- **WHAT YOU WILL DO**
Repeat the lines of the data word for word, from the start through the line that contains "thumb-avatar [512, 152, 530, 170]", including that line.

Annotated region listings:
>>
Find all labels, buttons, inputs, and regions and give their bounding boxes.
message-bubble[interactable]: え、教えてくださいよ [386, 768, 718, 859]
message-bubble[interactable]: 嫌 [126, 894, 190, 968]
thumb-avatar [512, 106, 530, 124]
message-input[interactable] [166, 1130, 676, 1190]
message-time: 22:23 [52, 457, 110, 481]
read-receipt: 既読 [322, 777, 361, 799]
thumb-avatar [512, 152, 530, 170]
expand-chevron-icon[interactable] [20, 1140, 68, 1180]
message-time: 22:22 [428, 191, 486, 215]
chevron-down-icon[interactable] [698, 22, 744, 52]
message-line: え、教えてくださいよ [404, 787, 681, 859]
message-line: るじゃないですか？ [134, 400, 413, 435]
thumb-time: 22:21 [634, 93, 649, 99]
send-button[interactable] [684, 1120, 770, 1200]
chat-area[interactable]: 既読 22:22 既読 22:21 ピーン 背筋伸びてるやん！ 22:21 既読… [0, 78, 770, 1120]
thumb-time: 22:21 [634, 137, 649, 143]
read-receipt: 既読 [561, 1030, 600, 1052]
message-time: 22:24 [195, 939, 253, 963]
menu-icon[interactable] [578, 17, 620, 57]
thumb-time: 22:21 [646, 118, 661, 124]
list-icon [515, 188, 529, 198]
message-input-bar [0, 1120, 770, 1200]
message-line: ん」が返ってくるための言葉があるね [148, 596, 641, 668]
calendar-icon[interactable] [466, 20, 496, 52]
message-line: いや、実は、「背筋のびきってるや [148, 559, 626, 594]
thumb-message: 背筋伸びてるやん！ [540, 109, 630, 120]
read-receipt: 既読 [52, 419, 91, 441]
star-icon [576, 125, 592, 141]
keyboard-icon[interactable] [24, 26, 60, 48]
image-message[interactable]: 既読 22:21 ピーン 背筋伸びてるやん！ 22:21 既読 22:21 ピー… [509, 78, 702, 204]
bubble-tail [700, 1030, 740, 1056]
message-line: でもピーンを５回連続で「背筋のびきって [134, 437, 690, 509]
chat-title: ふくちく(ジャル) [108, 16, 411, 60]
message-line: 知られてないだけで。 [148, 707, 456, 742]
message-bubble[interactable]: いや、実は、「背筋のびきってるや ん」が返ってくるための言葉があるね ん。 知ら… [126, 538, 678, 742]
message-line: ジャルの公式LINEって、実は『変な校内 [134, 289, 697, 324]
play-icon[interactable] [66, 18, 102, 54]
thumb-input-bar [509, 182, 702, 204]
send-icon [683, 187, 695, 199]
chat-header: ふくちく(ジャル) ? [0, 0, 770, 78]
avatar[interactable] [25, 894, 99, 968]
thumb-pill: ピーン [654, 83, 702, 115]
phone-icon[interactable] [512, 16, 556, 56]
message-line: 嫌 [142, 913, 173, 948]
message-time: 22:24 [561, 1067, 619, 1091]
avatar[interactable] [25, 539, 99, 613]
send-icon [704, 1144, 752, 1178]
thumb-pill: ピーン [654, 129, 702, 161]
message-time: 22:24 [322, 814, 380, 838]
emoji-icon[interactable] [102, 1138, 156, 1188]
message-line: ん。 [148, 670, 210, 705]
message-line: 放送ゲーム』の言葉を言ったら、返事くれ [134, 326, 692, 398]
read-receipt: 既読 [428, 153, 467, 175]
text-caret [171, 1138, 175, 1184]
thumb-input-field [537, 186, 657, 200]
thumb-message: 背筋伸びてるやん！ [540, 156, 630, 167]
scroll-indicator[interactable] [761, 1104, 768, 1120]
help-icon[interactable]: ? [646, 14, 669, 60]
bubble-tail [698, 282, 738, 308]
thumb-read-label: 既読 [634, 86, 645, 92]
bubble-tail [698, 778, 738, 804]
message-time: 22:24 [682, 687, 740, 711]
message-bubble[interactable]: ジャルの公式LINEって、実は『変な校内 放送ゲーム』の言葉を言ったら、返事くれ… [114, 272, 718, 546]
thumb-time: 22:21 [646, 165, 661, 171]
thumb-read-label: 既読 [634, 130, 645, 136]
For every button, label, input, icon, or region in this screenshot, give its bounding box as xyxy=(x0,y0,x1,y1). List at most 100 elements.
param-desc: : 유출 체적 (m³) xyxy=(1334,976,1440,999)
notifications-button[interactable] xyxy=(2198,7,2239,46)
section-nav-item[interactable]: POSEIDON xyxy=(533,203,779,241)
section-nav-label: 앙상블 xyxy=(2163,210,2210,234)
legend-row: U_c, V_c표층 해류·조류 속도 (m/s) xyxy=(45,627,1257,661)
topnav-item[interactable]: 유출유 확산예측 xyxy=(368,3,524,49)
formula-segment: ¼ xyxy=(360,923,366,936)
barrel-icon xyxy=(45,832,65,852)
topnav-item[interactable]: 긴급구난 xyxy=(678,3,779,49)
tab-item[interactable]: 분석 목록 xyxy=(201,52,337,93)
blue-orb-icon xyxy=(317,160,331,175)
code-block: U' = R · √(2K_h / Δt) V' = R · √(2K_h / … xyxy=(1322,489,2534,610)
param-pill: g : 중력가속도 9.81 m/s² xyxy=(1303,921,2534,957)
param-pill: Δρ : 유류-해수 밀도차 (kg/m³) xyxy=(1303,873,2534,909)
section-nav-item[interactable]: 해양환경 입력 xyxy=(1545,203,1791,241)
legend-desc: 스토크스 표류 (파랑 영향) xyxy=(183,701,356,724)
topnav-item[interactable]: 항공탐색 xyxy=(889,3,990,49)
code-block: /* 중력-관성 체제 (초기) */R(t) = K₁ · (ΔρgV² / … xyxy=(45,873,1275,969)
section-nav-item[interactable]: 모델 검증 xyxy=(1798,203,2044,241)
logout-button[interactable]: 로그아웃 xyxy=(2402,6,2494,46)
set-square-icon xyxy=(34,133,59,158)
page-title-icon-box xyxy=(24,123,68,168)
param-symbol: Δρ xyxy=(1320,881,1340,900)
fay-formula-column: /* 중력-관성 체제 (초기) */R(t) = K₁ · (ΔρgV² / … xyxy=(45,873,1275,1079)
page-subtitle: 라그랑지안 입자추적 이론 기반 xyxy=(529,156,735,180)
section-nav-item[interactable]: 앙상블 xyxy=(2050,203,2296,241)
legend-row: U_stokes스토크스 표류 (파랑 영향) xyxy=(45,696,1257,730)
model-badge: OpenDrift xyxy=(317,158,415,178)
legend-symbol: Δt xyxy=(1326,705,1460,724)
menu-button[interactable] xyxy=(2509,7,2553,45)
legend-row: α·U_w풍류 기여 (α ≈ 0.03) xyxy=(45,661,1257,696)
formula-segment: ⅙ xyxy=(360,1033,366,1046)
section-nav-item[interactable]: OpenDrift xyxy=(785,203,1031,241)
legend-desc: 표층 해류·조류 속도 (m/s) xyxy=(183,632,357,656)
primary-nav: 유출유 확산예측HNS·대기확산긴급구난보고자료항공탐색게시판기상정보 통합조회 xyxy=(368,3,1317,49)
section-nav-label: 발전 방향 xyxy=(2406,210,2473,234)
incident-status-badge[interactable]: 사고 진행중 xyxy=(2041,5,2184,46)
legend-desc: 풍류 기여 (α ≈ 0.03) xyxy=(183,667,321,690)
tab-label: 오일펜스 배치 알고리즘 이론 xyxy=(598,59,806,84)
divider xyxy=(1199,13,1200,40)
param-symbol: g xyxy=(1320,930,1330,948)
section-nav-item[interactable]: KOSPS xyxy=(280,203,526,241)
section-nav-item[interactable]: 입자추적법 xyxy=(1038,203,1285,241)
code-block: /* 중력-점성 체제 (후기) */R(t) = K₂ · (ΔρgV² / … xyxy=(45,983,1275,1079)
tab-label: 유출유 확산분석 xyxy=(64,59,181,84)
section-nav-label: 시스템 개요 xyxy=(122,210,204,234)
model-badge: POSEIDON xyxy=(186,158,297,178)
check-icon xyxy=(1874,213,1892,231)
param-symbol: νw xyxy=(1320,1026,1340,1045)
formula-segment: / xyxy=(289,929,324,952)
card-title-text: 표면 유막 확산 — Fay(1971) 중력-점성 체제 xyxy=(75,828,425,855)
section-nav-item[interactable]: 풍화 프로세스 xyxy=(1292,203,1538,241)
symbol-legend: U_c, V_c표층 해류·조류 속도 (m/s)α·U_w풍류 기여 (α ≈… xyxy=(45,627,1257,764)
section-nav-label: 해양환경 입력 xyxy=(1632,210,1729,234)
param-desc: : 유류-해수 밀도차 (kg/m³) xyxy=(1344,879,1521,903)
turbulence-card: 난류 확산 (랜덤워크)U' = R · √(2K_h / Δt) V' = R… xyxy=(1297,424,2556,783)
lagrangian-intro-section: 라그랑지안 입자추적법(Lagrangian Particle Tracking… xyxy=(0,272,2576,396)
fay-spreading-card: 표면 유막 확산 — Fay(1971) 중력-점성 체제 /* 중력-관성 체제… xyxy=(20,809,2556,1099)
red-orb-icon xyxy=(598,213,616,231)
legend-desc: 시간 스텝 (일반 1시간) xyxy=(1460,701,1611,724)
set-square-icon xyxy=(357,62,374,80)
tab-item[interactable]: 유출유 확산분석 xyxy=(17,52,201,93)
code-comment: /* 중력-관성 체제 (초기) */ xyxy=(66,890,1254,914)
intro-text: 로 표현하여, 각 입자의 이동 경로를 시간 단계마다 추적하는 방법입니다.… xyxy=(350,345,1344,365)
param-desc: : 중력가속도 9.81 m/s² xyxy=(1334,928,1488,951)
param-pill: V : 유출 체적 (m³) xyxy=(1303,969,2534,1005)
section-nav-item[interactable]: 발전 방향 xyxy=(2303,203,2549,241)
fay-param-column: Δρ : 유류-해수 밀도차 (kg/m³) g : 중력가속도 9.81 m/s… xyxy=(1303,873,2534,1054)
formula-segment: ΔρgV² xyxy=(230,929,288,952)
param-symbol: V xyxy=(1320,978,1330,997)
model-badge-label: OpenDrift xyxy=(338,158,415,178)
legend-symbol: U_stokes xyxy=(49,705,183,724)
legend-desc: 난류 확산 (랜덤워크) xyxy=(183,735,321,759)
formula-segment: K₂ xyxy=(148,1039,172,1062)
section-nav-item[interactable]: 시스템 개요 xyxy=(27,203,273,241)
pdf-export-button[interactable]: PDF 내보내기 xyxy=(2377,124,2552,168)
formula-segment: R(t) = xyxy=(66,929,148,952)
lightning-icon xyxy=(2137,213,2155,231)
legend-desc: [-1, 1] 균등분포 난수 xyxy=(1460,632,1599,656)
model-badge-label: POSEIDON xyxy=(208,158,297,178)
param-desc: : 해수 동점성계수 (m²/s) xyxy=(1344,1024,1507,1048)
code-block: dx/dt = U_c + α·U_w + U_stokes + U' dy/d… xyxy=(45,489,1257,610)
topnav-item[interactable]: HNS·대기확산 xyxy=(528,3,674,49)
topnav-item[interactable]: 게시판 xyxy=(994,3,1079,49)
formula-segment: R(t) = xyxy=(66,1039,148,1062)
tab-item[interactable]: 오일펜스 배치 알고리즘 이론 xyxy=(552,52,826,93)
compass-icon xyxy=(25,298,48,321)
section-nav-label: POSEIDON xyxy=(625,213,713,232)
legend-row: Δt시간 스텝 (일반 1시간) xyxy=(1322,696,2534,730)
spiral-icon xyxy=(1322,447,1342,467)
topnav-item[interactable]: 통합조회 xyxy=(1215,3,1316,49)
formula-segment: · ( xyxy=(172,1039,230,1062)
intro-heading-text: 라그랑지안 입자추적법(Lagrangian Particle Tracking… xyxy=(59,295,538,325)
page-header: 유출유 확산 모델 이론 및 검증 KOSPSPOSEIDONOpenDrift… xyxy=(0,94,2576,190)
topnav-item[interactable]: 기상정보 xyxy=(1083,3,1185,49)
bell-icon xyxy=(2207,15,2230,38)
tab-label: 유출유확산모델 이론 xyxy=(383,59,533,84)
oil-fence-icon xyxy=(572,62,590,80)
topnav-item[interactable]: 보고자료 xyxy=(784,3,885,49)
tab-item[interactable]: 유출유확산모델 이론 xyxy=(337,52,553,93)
<<
- **RESPONSE TO THE TASK**
Find all labels, buttons, inputs, and regions and give their bounding boxes.
message-bubble[interactable]: え、教えてくださいよ [386, 768, 718, 859]
message-bubble[interactable]: 嫌 [126, 894, 190, 968]
thumb-avatar [512, 106, 530, 124]
message-input[interactable] [166, 1130, 676, 1190]
message-time: 22:23 [52, 457, 110, 481]
read-receipt: 既読 [322, 777, 361, 799]
thumb-avatar [512, 152, 530, 170]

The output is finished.